▶ [PAGE EXCERPT]:
┌──
All long-term relationships have challenges and every now and then things can approach a tipping point. That’s a red flag – it’s time to reflect, take action and turn things right side up again.
People rarely want to leave their relationship. Most people want to figure things out. They want to make things better.
People ask; Is this possible? Can this / will this work? And mostly, the answer is YES!
When you’re looking for professional help it’s important to be an informed consumer. Approach the decision together; thoughtfully and collaboratively.
Here are three simple steps to guide you through the process of making a choice that is good for you AND good for your relationship:
1. Do Your Research. In the field of behavioral health, there are over 400 published counseling theories yet scientific outcome only supports a fraction of these approaches and only two (2) are proven effective with couples.
Emotionally Focused Couples Therapy (EFT) is considered the most effective method by far yet even with EFT there are three (3) contraindications for couples therapy;
- An ongoing affair.
- Domestic violence.
- If one person truly does not want to be there. (Coerscion doesn’t work!)
If any one of these conditions is present, couples therapy is unlikely to be successful and should not be attempted.
└──
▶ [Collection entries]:
┌──
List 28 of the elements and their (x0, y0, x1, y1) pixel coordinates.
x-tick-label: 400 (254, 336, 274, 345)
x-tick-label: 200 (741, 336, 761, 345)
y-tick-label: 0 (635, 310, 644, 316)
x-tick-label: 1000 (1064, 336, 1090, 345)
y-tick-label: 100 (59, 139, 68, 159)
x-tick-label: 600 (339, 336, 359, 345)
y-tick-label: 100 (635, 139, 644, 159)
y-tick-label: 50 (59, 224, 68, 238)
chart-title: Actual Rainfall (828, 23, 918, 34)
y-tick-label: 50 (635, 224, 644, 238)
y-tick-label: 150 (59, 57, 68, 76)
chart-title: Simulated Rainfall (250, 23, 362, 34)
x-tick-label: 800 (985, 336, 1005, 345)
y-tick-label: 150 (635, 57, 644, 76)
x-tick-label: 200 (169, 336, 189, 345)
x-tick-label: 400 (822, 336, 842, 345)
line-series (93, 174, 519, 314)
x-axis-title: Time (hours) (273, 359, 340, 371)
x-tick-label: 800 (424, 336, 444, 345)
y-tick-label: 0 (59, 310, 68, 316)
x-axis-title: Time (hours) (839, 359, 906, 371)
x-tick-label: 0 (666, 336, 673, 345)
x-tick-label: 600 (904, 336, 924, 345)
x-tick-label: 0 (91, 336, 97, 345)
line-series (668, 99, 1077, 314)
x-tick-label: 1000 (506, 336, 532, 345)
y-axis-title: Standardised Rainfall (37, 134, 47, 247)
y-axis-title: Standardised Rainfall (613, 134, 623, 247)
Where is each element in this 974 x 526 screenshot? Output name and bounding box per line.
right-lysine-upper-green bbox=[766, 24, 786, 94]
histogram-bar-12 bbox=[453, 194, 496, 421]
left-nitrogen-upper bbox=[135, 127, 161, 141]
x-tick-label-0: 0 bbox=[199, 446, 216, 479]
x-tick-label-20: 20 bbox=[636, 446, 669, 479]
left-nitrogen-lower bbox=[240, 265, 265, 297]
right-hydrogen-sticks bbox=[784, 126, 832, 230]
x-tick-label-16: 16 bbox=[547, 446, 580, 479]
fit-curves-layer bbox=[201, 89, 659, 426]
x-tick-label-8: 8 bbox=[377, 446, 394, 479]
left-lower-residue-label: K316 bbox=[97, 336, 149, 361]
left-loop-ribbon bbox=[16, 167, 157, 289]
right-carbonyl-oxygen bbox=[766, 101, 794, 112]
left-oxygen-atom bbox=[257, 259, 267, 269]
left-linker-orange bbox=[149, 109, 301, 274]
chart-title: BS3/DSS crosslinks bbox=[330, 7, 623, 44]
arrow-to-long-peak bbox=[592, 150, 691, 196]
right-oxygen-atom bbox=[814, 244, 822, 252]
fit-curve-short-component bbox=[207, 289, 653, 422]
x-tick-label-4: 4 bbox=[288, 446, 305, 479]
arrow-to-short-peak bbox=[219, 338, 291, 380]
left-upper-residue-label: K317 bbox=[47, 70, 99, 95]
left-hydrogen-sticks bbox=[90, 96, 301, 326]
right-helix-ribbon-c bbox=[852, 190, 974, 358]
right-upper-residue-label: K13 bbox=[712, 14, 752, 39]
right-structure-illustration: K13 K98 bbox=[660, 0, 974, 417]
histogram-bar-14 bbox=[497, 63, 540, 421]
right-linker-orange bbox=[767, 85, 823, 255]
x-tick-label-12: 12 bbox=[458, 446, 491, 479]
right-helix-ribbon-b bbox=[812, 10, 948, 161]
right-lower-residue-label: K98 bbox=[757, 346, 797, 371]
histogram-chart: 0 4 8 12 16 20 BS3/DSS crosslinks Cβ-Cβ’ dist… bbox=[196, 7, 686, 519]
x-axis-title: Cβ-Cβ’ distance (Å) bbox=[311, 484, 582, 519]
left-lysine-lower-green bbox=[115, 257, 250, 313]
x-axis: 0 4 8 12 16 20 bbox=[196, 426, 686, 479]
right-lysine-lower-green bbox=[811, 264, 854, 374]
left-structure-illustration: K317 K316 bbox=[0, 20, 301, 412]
└──
▶ [WHAT THE TASK REQUIRES]:
Carry on the text about choosing couples therapy from the point where it ends.

▶ [RESPONSE]:
2. Interview at least two professionals. If you’re going to work with someone – anyone – interview him/her first. You are about to entrust your fragile and most precious relationship to a complete stranger. Make sure they are worthy of your trust. Essentially you’ll want to look for two things:
Find out if the person you’re interviewing is the most competent person available to you. Then ask yourself; Am I comfortable with this person? If you and your partner both feel safe, secure and consider this person a ‘good fit’, great! If not, move on. Here are nine questions I created a while back to help people through the interviewing process.
3. Make a time commitment. Once you’ve made the decision to work with someone, commit to a short but specific period of time to see if you can get favorable movement in your relationship. You’re looking for an upward trend here. Things may not be perfect but ask these questions:
- Are we making some progress and learning helpful things about each other?
- Are we doing our part?
- Do we experience glimmers of hope and enjoy each other in those moments?
- Are things getting worse between us?
Good couples therapy is a collaborative process. Have candid discussions with your therapist and review your progress often. If your professional doesn’t want to have those conversations or you feel shamed or blamed, it’s time to do more research and move on.